§ Exercise description: Copy out the whole listing exactly as written, leaving the pictures behind.
____________________
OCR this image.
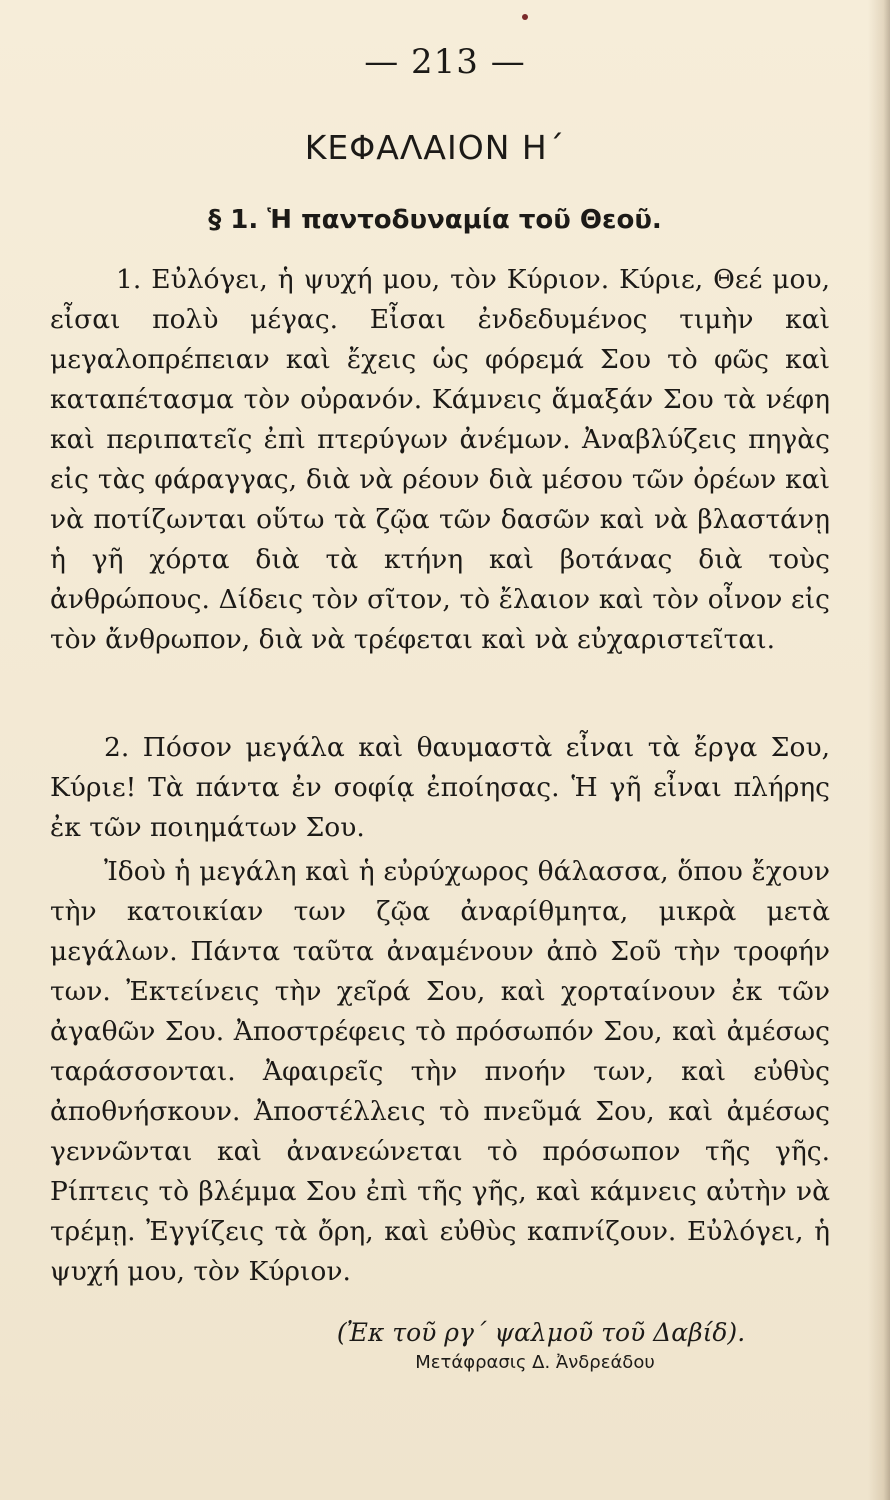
— 213 —
ΚΕΦΑΛΑΙΟΝ Η΄
§ 1. Ἡ παντοδυναμία τοῦ Θεοῦ.

1. Εὐλόγει, ἡ ψυχή μου, τὸν Κύριον. Κύριε, Θεέ μου, εἶσαι πολὺ μέγας. Εἶσαι ἐνδεδυμένος τιμὴν καὶ μεγαλοπρέπειαν καὶ ἔχεις ὡς φόρεμά Σου τὸ φῶς καὶ καταπέτασμα τὸν οὐρανόν. Κάμνεις ἅμαξάν Σου τὰ νέφη καὶ περιπατεῖς ἐπὶ πτερύγων ἀνέμων. Ἀναβλύζεις πηγὰς εἰς τὰς φάραγγας, διὰ νὰ ρέουν διὰ μέσου τῶν ὀρέων καὶ νὰ ποτίζωνται οὕτω τὰ ζῷα τῶν δασῶν καὶ νὰ βλαστάνῃ ἡ γῆ χόρτα διὰ τὰ κτήνη καὶ βοτάνας διὰ τοὺς ἀνθρώπους. Δίδεις τὸν σῖτον, τὸ ἔλαιον καὶ τὸν οἶνον εἰς τὸν ἄνθρωπον, διὰ νὰ τρέφεται καὶ νὰ εὐχαριστεῖται.

2. Πόσον μεγάλα καὶ θαυμαστὰ εἶναι τὰ ἔργα Σου, Κύριε! Τὰ πάντα ἐν σοφίᾳ ἐποίησας. Ἡ γῆ εἶναι πλήρης ἐκ τῶν ποιημάτων Σου.

Ἰδοὺ ἡ μεγάλη καὶ ἡ εὐρύχωρος θάλασσα, ὅπου ἔχουν τὴν κατοικίαν των ζῷα ἀναρίθμητα, μικρὰ μετὰ μεγάλων. Πάντα ταῦτα ἀναμένουν ἀπὸ Σοῦ τὴν τροφήν των. Ἐκτείνεις τὴν χεῖρά Σου, καὶ χορταίνουν ἐκ τῶν ἀγαθῶν Σου. Ἀποστρέφεις τὸ πρόσωπόν Σου, καὶ ἀμέσως ταράσσονται. Ἀφαιρεῖς τὴν πνοήν των, καὶ εὐθὺς ἀποθνήσκουν. Ἀποστέλλεις τὸ πνεῦμά Σου, καὶ ἀμέσως γεννῶνται καὶ ἀνανεώνεται τὸ πρόσωπον τῆς γῆς. Ρίπτεις τὸ βλέμμα Σου ἐπὶ τῆς γῆς, καὶ κάμνεις αὐτὴν νὰ τρέμῃ. Ἐγγίζεις τὰ ὄρη, καὶ εὐθὺς καπνίζουν. Εὐλόγει, ἡ ψυχή μου, τὸν Κύριον.

(Ἐκ τοῦ ργ΄ ψαλμοῦ τοῦ Δαβίδ).
Μετάφρασις Δ. Ἀνδρεάδου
____________________
§ Answer below:
OCR this image.
— 213 —
ΚΕΦΑΛΑΙΟΝ Η΄
§ 1. Ἡ παντοδυναμία τοῦ Θεοῦ.

1. Εὐλόγει, ἡ ψυχή μου, τὸν Κύριον. Κύριε, Θεέ μου, εἶσαι πολὺ μέγας. Εἶσαι ἐνδεδυμένος τιμὴν καὶ μεγαλοπρέπειαν καὶ ἔχεις ὡς φόρεμά Σου τὸ φῶς καὶ καταπέτασμα τὸν οὐρανόν. Κάμνεις ἅμαξάν Σου τὰ νέφη καὶ περιπατεῖς ἐπὶ πτερύγων ἀνέμων. Ἀναβλύζεις πηγὰς εἰς τὰς φάραγγας, διὰ νὰ ρέουν διὰ μέσου τῶν ὀρέων καὶ νὰ ποτίζωνται οὕτω τὰ ζῷα τῶν δασῶν καὶ νὰ βλαστάνῃ ἡ γῆ χόρτα διὰ τὰ κτήνη καὶ βοτάνας διὰ τοὺς ἀνθρώπους. Δίδεις τὸν σῖτον, τὸ ἔλαιον καὶ τὸν οἶνον εἰς τὸν ἄνθρωπον, διὰ νὰ τρέφεται καὶ νὰ εὐχαριστεῖται.

2. Πόσον μεγάλα καὶ θαυμαστὰ εἶναι τὰ ἔργα Σου, Κύριε! Τὰ πάντα ἐν σοφίᾳ ἐποίησας. Ἡ γῆ εἶναι πλήρης ἐκ τῶν ποιημάτων Σου.

Ἰδοὺ ἡ μεγάλη καὶ ἡ εὐρύχωρος θάλασσα, ὅπου ἔχουν τὴν κατοικίαν των ζῷα ἀναρίθμητα, μικρὰ μετὰ μεγάλων. Πάντα ταῦτα ἀναμένουν ἀπὸ Σοῦ τὴν τροφήν των. Ἐκτείνεις τὴν χεῖρά Σου, καὶ χορταίνουν ἐκ τῶν ἀγαθῶν Σου. Ἀποστρέφεις τὸ πρόσωπόν Σου, καὶ ἀμέσως ταράσσονται. Ἀφαιρεῖς τὴν πνοήν των, καὶ εὐθὺς ἀποθνήσκουν. Ἀποστέλλεις τὸ πνεῦμά Σου, καὶ ἀμέσως γεννῶνται καὶ ἀνανεώνεται τὸ πρόσωπον τῆς γῆς. Ρίπτεις τὸ βλέμμα Σου ἐπὶ τῆς γῆς, καὶ κάμνεις αὐτὴν νὰ τρέμῃ. Ἐγγίζεις τὰ ὄρη, καὶ εὐθὺς καπνίζουν. Εὐλόγει, ἡ ψυχή μου, τὸν Κύριον.

(Ἐκ τοῦ ργ΄ ψαλμοῦ τοῦ Δαβίδ).
Μετάφρασις Δ. Ἀνδρεάδου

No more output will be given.